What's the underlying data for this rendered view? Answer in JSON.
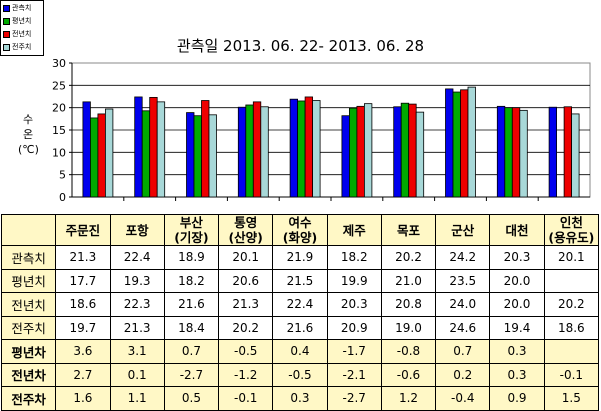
{
  "chart_data": {
    "type": "bar",
    "title": "관측일 2013. 06. 22- 2013. 06. 28",
    "ylabel": [
      "수",
      "온",
      "(℃)"
    ],
    "ylim": [
      0,
      30
    ],
    "yticks": [
      0,
      5,
      10,
      15,
      20,
      25,
      30
    ],
    "grid": true,
    "legend_position": "top-left",
    "categories": [
      "주문진",
      "포항",
      "부산(기장)",
      "통영(산양)",
      "여수(화양)",
      "제주",
      "목포",
      "군산",
      "대천",
      "인천(용유도)"
    ],
    "series": [
      {
        "name": "관측치",
        "color": "#0000ee",
        "values": [
          21.3,
          22.4,
          18.9,
          20.1,
          21.9,
          18.2,
          20.2,
          24.2,
          20.3,
          20.1
        ]
      },
      {
        "name": "평년치",
        "color": "#00aa00",
        "values": [
          17.7,
          19.3,
          18.2,
          20.6,
          21.5,
          19.9,
          21.0,
          23.5,
          20.0,
          null
        ]
      },
      {
        "name": "전년치",
        "color": "#ee0000",
        "values": [
          18.6,
          22.3,
          21.6,
          21.3,
          22.4,
          20.3,
          20.8,
          24.0,
          20.0,
          20.2
        ]
      },
      {
        "name": "전주치",
        "color": "#a8d8d8",
        "values": [
          19.7,
          21.3,
          18.4,
          20.2,
          21.6,
          20.9,
          19.0,
          24.6,
          19.4,
          18.6
        ]
      }
    ]
  },
  "table": {
    "header": [
      [
        "주문진"
      ],
      [
        "포항"
      ],
      [
        "부산",
        "(기장)"
      ],
      [
        "통영",
        "(산양)"
      ],
      [
        "여수",
        "(화양)"
      ],
      [
        "제주"
      ],
      [
        "목포"
      ],
      [
        "군산"
      ],
      [
        "대천"
      ],
      [
        "인천",
        "(용유도)"
      ]
    ],
    "rows": [
      {
        "label": "관측치",
        "kind": "value",
        "cells": [
          "21.3",
          "22.4",
          "18.9",
          "20.1",
          "21.9",
          "18.2",
          "20.2",
          "24.2",
          "20.3",
          "20.1"
        ]
      },
      {
        "label": "평년치",
        "kind": "value",
        "cells": [
          "17.7",
          "19.3",
          "18.2",
          "20.6",
          "21.5",
          "19.9",
          "21.0",
          "23.5",
          "20.0",
          ""
        ]
      },
      {
        "label": "전년치",
        "kind": "value",
        "cells": [
          "18.6",
          "22.3",
          "21.6",
          "21.3",
          "22.4",
          "20.3",
          "20.8",
          "24.0",
          "20.0",
          "20.2"
        ]
      },
      {
        "label": "전주치",
        "kind": "value",
        "cells": [
          "19.7",
          "21.3",
          "18.4",
          "20.2",
          "21.6",
          "20.9",
          "19.0",
          "24.6",
          "19.4",
          "18.6"
        ]
      },
      {
        "label": "평년차",
        "kind": "diff",
        "cells": [
          "3.6",
          "3.1",
          "0.7",
          "-0.5",
          "0.4",
          "-1.7",
          "-0.8",
          "0.7",
          "0.3",
          ""
        ]
      },
      {
        "label": "전년차",
        "kind": "diff",
        "cells": [
          "2.7",
          "0.1",
          "-2.7",
          "-1.2",
          "-0.5",
          "-2.1",
          "-0.6",
          "0.2",
          "0.3",
          "-0.1"
        ]
      },
      {
        "label": "전주차",
        "kind": "diff",
        "cells": [
          "1.6",
          "1.1",
          "0.5",
          "-0.1",
          "0.3",
          "-2.7",
          "1.2",
          "-0.4",
          "0.9",
          "1.5"
        ]
      }
    ]
  }
}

************

**Goal of the exercise**
Except for the pictures, copy every line of the records above exactly.

**The answer**
What's the underlying data for this rendered view? Answer in JSON.
{
  "chart_data": {
    "type": "bar",
    "title": "관측일 2013. 06. 22- 2013. 06. 28",
    "ylabel": [
      "수",
      "온",
      "(℃)"
    ],
    "ylim": [
      0,
      30
    ],
    "yticks": [
      0,
      5,
      10,
      15,
      20,
      25,
      30
    ],
    "grid": true,
    "legend_position": "top-left",
    "categories": [
      "주문진",
      "포항",
      "부산(기장)",
      "통영(산양)",
      "여수(화양)",
      "제주",
      "목포",
      "군산",
      "대천",
      "인천(용유도)"
    ],
    "series": [
      {
        "name": "관측치",
        "color": "#0000ee",
        "values": [
          21.3,
          22.4,
          18.9,
          20.1,
          21.9,
          18.2,
          20.2,
          24.2,
          20.3,
          20.1
        ]
      },
      {
        "name": "평년치",
        "color": "#00aa00",
        "values": [
          17.7,
          19.3,
          18.2,
          20.6,
          21.5,
          19.9,
          21.0,
          23.5,
          20.0,
          null
        ]
      },
      {
        "name": "전년치",
        "color": "#ee0000",
        "values": [
          18.6,
          22.3,
          21.6,
          21.3,
          22.4,
          20.3,
          20.8,
          24.0,
          20.0,
          20.2
        ]
      },
      {
        "name": "전주치",
        "color": "#a8d8d8",
        "values": [
          19.7,
          21.3,
          18.4,
          20.2,
          21.6,
          20.9,
          19.0,
          24.6,
          19.4,
          18.6
        ]
      }
    ]
  },
  "table": {
    "header": [
      [
        "주문진"
      ],
      [
        "포항"
      ],
      [
        "부산",
        "(기장)"
      ],
      [
        "통영",
        "(산양)"
      ],
      [
        "여수",
        "(화양)"
      ],
      [
        "제주"
      ],
      [
        "목포"
      ],
      [
        "군산"
      ],
      [
        "대천"
      ],
      [
        "인천",
        "(용유도)"
      ]
    ],
    "rows": [
      {
        "label": "관측치",
        "kind": "value",
        "cells": [
          "21.3",
          "22.4",
          "18.9",
          "20.1",
          "21.9",
          "18.2",
          "20.2",
          "24.2",
          "20.3",
          "20.1"
        ]
      },
      {
        "label": "평년치",
        "kind": "value",
        "cells": [
          "17.7",
          "19.3",
          "18.2",
          "20.6",
          "21.5",
          "19.9",
          "21.0",
          "23.5",
          "20.0",
          ""
        ]
      },
      {
        "label": "전년치",
        "kind": "value",
        "cells": [
          "18.6",
          "22.3",
          "21.6",
          "21.3",
          "22.4",
          "20.3",
          "20.8",
          "24.0",
          "20.0",
          "20.2"
        ]
      },
      {
        "label": "전주치",
        "kind": "value",
        "cells": [
          "19.7",
          "21.3",
          "18.4",
          "20.2",
          "21.6",
          "20.9",
          "19.0",
          "24.6",
          "19.4",
          "18.6"
        ]
      },
      {
        "label": "평년차",
        "kind": "diff",
        "cells": [
          "3.6",
          "3.1",
          "0.7",
          "-0.5",
          "0.4",
          "-1.7",
          "-0.8",
          "0.7",
          "0.3",
          ""
        ]
      },
      {
        "label": "전년차",
        "kind": "diff",
        "cells": [
          "2.7",
          "0.1",
          "-2.7",
          "-1.2",
          "-0.5",
          "-2.1",
          "-0.6",
          "0.2",
          "0.3",
          "-0.1"
        ]
      },
      {
        "label": "전주차",
        "kind": "diff",
        "cells": [
          "1.6",
          "1.1",
          "0.5",
          "-0.1",
          "0.3",
          "-2.7",
          "1.2",
          "-0.4",
          "0.9",
          "1.5"
        ]
      }
    ]
  }
}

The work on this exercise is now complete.